▶ **WHAT IS NEEDED**: Filter the entries, keeping every line with the word "your".

▶ **DATA PROVIDED**:
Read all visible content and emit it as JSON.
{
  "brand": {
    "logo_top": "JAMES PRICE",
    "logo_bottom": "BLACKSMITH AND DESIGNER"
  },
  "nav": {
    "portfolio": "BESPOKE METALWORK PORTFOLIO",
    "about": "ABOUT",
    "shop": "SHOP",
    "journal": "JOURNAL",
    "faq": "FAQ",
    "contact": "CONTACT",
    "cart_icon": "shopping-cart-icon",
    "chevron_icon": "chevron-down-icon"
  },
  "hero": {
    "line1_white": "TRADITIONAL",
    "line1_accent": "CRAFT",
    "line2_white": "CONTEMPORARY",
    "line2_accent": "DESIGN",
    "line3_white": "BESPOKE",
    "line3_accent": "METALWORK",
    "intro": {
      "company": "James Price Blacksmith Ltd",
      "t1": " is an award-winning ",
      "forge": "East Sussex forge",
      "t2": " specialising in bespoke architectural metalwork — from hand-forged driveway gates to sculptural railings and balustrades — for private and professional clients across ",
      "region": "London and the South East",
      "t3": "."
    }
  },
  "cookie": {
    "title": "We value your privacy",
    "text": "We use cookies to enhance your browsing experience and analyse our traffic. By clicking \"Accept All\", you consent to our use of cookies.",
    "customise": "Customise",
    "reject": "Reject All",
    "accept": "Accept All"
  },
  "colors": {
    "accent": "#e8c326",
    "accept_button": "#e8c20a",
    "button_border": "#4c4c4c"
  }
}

▶ **PROBLEM SOLUTION**:
    "title": "We value your privacy",
    "text": "We use cookies to enhance your browsing experience and analyse our traffic. By clicking \"Accept All\", you consent to our use of cookies.",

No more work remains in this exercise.